_Set task:_ Write what comes next in the passage on the Turner and Constable landscape exhibition, starting after its final sentence.

_Extract to read:_
+-------+

Alexis Goodin, the Clark’s Curatorial Research Associate, organized the exhibition. “It’s easy to overlook the people depicted in the landscapes of Turner and Constable,” said Goodin. “Often these artists’ figures are small, quickly painted, and sometimes not anatomically correct—qualities that might make them seem less relevant to a breathtaking landscape view. When one begins identifying the people within landscapes and their actions, however, these figures can reveal social and political concerns of the time as well as the artists’ interests and connections to the places depicted. We hope this exhibition opens up a new understanding of these works for our visitors and deepens their appreciation for two of the most revered landscape painters of the nineteenth century.”

 

The exhibition considers a variety of elements presented in landscapes by both Turner and Constable and creates a framework for appreciating the ways in which these figures lend added meaning to the works. They include:

 

The Observed Landscape

 

Turner and Constable created a wide range of landscapes and seascapes throughout their careers. They often depicted familiar places that shed light on the personal histories of the artists. Figures incorporated into these landscapes were important to the picture’s narrative and not merely a measure of scale.

 

Constable, having spent his honeymoon in the seaside village of Osmington, recorded this place of personal importance. Osmington Bay (1816) reveals nature’s grandeur on an intimate scale. The figures—including a fisherman mending a net, a shepherd, and a mother with her child—show the beach as a place of both work and leisure. In the painting Osmington Village (1816–17, Yale Center for British Art), smoke billows from the chimney of the vicarage while people make their way by cart or foot along the village lane, conveying both domestic comfort and productivity within the landscape.

 

Laborers in the Landscape

 

Laborers—ploughmen, shepherds, laundresses, fishermen, sailors—populate many of Constable’s and Turner’s landscapes and seascapes. The workers’ presence animates the natural world and underscores the potential abundance of the land or sea. Contemporary accounts reveal difficult working conditions and the extreme poverty of agricultural workers, conditions often not apparent in the artists’ portrayals. The laborers’ presence invites the observer to consider how the environment shaped them, and how they influenced their surroundings. The ways in which Turner and Constable rendered laborers within their landscapes may also shed light on how they viewed the workers.

 

The Wheat Field (1816) presents a view across a valley in Constable’s native Suffolk. Harvesters cut down the golden wheat with scythes, reapers bundle the stalks, and gleaners collect leftover grains while a boy and his dog guard lunch. The idealized scene belies the heat of the sun and the long hours of monotonous and sometimes painful work. Constable’s inclusion of different classes working together suggests that commercial success and charity were not mutually exclusive. This sympathetic treatment of the poor came at a time when the landless classes were increasingly denied access to places that they had traditionally used to grow food or graze animals.

+-------+

_Recorded data:_

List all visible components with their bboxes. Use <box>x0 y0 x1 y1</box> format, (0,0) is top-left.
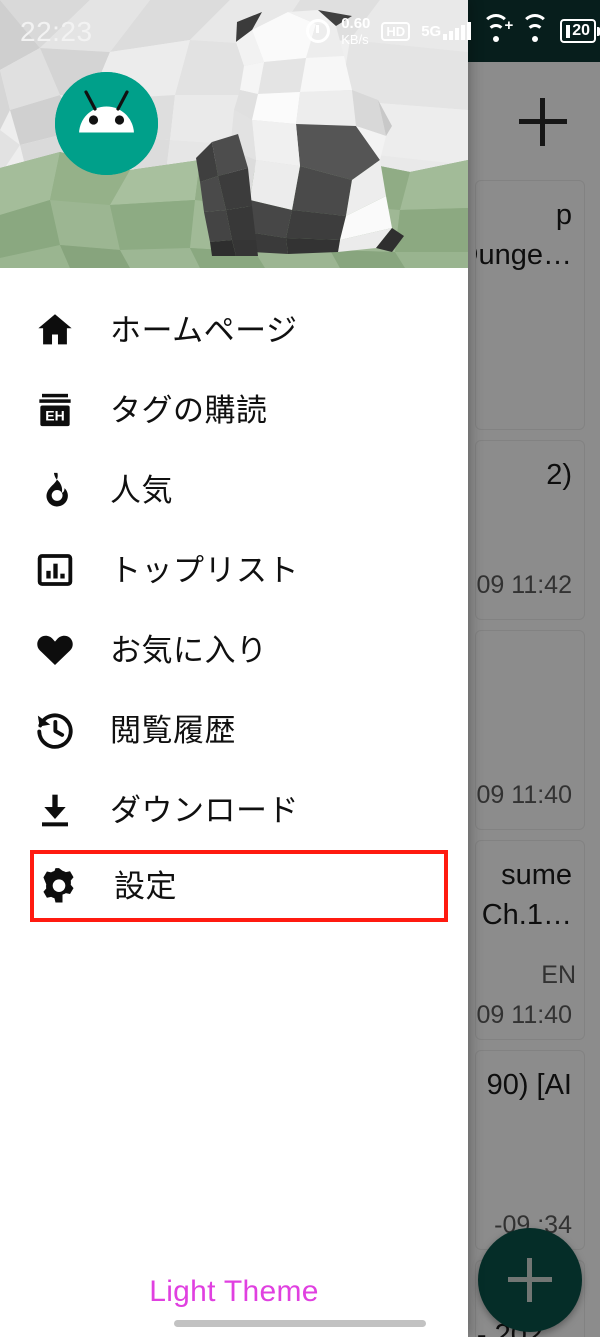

+-------+

_Exercise result:_
Laborers fill the foreground in Turner’s Saumur from the Île d’Offart, with the Pont Cessart and the Château in the Distance (c. 1830). In this scene of the town of Saumur, located on the Loire River in west central France, washerwomen spread out laundry to dry on the steps while men load cargo onto barges. The workers bring the picturesque view to life, showing the town as a center of commercial prosperity.

 

The Literary Landscape

 

Turner often turned to literary texts for source material, situating characters in settings that enhanced their stories or populating imaginary landscapes with familiar narratives. He was commissioned to design illustrations for literary publications, supplying finished watercolors that printmakers would turn into engravings used in bound volumes.

 

Turner spent the summer of 1831 in Scotland, sketching landscapes described in Sir Walter Scott’s poems and novels for a proposed illustrated edition of the author’s works. The project never came to fruition, but Turner worked up his drawings for a related publication. Wolf’s Hope, Eyemouth (c. 1835) is one of six finished watercolors translated into illustrations for Rev. George Wright’s Landscape-Historical Illustrations of Scotland and the Waverly Novels (1836). Wolf’s Hope, Eyemouth illustrates one of the settings in Sir Walter Scott’s novel The Bride of Lammermoor (1819), showing the harbor town where the novel’s tragic hero, Edgar Ravenswood, resided in a dilapidated castle called Wolf’s Crag.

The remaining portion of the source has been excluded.